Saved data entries

▶

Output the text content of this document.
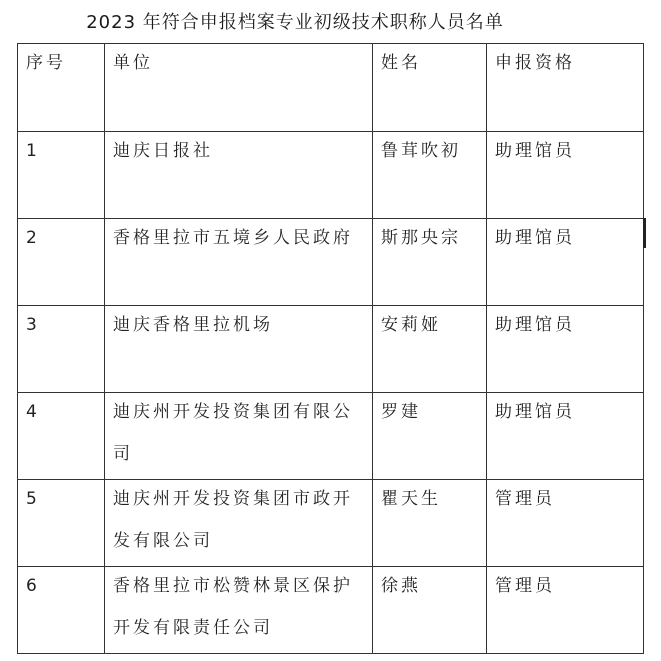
2023 年符合申报档案专业初级技术职称人员名单
序号	单位	姓名	申报资格

1	迪庆日报社	鲁茸吹初	助理馆员

2	香格里拉市五境乡人民政府	斯那央宗	助理馆员

3	迪庆香格里拉机场	安莉娅	助理馆员

4	迪庆州开发投资集团有限公司	罗建	助理馆员

5	迪庆州开发投资集团市政开发有限公司	瞿天生	管理员

6	香格里拉市松赞林景区保护开发有限责任公司	徐燕	管理员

◀

Report the number of lines above containing the word "助理馆员", with no other text.

4